Collected data entries:
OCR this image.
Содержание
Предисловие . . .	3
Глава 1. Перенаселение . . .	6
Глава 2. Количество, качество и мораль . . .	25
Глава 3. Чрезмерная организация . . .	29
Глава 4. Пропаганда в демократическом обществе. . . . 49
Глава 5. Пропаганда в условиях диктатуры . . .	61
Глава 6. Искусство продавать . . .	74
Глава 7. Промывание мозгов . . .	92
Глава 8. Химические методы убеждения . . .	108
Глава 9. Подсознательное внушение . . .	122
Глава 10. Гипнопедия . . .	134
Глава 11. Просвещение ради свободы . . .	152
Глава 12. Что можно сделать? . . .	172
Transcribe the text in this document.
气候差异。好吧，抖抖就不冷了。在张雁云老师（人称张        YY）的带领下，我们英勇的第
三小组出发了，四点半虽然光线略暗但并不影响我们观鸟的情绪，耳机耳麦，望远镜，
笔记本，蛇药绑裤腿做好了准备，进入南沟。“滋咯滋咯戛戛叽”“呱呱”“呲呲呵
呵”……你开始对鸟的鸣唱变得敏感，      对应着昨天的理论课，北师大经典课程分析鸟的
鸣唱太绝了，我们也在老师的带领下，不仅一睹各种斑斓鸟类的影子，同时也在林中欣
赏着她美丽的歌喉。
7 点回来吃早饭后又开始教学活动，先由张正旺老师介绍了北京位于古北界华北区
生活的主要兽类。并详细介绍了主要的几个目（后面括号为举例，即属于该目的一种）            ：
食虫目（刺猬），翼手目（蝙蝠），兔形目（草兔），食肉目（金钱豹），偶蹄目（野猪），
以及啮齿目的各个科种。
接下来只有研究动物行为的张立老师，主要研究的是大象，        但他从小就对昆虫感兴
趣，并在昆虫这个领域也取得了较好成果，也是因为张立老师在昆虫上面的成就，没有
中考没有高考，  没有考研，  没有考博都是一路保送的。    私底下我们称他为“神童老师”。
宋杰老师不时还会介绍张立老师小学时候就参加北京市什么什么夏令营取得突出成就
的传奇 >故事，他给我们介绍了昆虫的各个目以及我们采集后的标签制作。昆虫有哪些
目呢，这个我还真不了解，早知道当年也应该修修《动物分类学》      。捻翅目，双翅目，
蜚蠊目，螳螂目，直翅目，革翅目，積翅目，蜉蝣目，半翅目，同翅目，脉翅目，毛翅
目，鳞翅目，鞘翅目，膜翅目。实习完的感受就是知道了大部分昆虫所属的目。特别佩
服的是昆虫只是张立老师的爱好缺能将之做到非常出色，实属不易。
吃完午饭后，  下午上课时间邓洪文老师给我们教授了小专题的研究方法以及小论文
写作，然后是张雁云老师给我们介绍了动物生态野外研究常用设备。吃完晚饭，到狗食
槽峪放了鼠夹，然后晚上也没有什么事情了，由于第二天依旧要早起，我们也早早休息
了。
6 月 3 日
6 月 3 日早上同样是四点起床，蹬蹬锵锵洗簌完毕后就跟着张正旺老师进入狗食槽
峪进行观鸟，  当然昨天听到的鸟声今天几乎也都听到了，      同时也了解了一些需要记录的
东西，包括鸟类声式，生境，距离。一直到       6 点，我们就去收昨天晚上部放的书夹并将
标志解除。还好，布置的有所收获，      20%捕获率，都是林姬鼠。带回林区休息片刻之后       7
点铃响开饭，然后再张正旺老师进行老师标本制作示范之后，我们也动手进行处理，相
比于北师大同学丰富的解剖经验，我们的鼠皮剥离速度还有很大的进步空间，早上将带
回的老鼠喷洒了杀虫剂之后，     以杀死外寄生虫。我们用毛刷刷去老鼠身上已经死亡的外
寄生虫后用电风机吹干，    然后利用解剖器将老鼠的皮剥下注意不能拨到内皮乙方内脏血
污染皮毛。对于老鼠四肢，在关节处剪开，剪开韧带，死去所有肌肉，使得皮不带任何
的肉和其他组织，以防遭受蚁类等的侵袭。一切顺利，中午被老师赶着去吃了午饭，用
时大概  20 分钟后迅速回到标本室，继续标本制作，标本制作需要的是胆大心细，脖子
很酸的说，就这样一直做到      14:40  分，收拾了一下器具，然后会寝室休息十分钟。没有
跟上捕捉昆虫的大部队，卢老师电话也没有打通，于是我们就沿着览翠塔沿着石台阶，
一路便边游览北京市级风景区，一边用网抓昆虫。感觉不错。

## Task brief
Restate the whole listing exactly, leaving out nothing.

## Written answer
OCR this image.
Содержание
Предисловие . . .	3
Глава 1. Перенаселение . . .	6
Глава 2. Количество, качество и мораль . . .	25
Глава 3. Чрезмерная организация . . .	29
Глава 4. Пропаганда в демократическом обществе. . . . 49
Глава 5. Пропаганда в условиях диктатуры . . .	61
Глава 6. Искусство продавать . . .	74
Глава 7. Промывание мозгов . . .	92
Глава 8. Химические методы убеждения . . .	108
Глава 9. Подсознательное внушение . . .	122
Глава 10. Гипнопедия . . .	134
Глава 11. Просвещение ради свободы . . .	152
Глава 12. Что можно сделать? . . .	172
Transcribe the text in this document.
气候差异。好吧，抖抖就不冷了。在张雁云老师（人称张        YY）的带领下，我们英勇的第
三小组出发了，四点半虽然光线略暗但并不影响我们观鸟的情绪，耳机耳麦，望远镜，
笔记本，蛇药绑裤腿做好了准备，进入南沟。“滋咯滋咯戛戛叽”“呱呱”“呲呲呵
呵”……你开始对鸟的鸣唱变得敏感，      对应着昨天的理论课，北师大经典课程分析鸟的
鸣唱太绝了，我们也在老师的带领下，不仅一睹各种斑斓鸟类的影子，同时也在林中欣
赏着她美丽的歌喉。
7 点回来吃早饭后又开始教学活动，先由张正旺老师介绍了北京位于古北界华北区
生活的主要兽类。并详细介绍了主要的几个目（后面括号为举例，即属于该目的一种）            ：
食虫目（刺猬），翼手目（蝙蝠），兔形目（草兔），食肉目（金钱豹），偶蹄目（野猪），
以及啮齿目的各个科种。
接下来只有研究动物行为的张立老师，主要研究的是大象，        但他从小就对昆虫感兴
趣，并在昆虫这个领域也取得了较好成果，也是因为张立老师在昆虫上面的成就，没有
中考没有高考，  没有考研，  没有考博都是一路保送的。    私底下我们称他为“神童老师”。
宋杰老师不时还会介绍张立老师小学时候就参加北京市什么什么夏令营取得突出成就
的传奇 >故事，他给我们介绍了昆虫的各个目以及我们采集后的标签制作。昆虫有哪些
目呢，这个我还真不了解，早知道当年也应该修修《动物分类学》      。捻翅目，双翅目，
蜚蠊目，螳螂目，直翅目，革翅目，積翅目，蜉蝣目，半翅目，同翅目，脉翅目，毛翅
目，鳞翅目，鞘翅目，膜翅目。实习完的感受就是知道了大部分昆虫所属的目。特别佩
服的是昆虫只是张立老师的爱好缺能将之做到非常出色，实属不易。
吃完午饭后，  下午上课时间邓洪文老师给我们教授了小专题的研究方法以及小论文
写作，然后是张雁云老师给我们介绍了动物生态野外研究常用设备。吃完晚饭，到狗食
槽峪放了鼠夹，然后晚上也没有什么事情了，由于第二天依旧要早起，我们也早早休息
了。
6 月 3 日
6 月 3 日早上同样是四点起床，蹬蹬锵锵洗簌完毕后就跟着张正旺老师进入狗食槽
峪进行观鸟，  当然昨天听到的鸟声今天几乎也都听到了，      同时也了解了一些需要记录的
东西，包括鸟类声式，生境，距离。一直到       6 点，我们就去收昨天晚上部放的书夹并将
标志解除。还好，布置的有所收获，      20%捕获率，都是林姬鼠。带回林区休息片刻之后       7
点铃响开饭，然后再张正旺老师进行老师标本制作示范之后，我们也动手进行处理，相
比于北师大同学丰富的解剖经验，我们的鼠皮剥离速度还有很大的进步空间，早上将带
回的老鼠喷洒了杀虫剂之后，     以杀死外寄生虫。我们用毛刷刷去老鼠身上已经死亡的外
寄生虫后用电风机吹干，    然后利用解剖器将老鼠的皮剥下注意不能拨到内皮乙方内脏血
污染皮毛。对于老鼠四肢，在关节处剪开，剪开韧带，死去所有肌肉，使得皮不带任何
的肉和其他组织，以防遭受蚁类等的侵袭。一切顺利，中午被老师赶着去吃了午饭，用
时大概  20 分钟后迅速回到标本室，继续标本制作，标本制作需要的是胆大心细，脖子
很酸的说，就这样一直做到      14:40  分，收拾了一下器具，然后会寝室休息十分钟。没有
跟上捕捉昆虫的大部队，卢老师电话也没有打通，于是我们就沿着览翠塔沿着石台阶，
一路便边游览北京市级风景区，一边用网抓昆虫。感觉不错。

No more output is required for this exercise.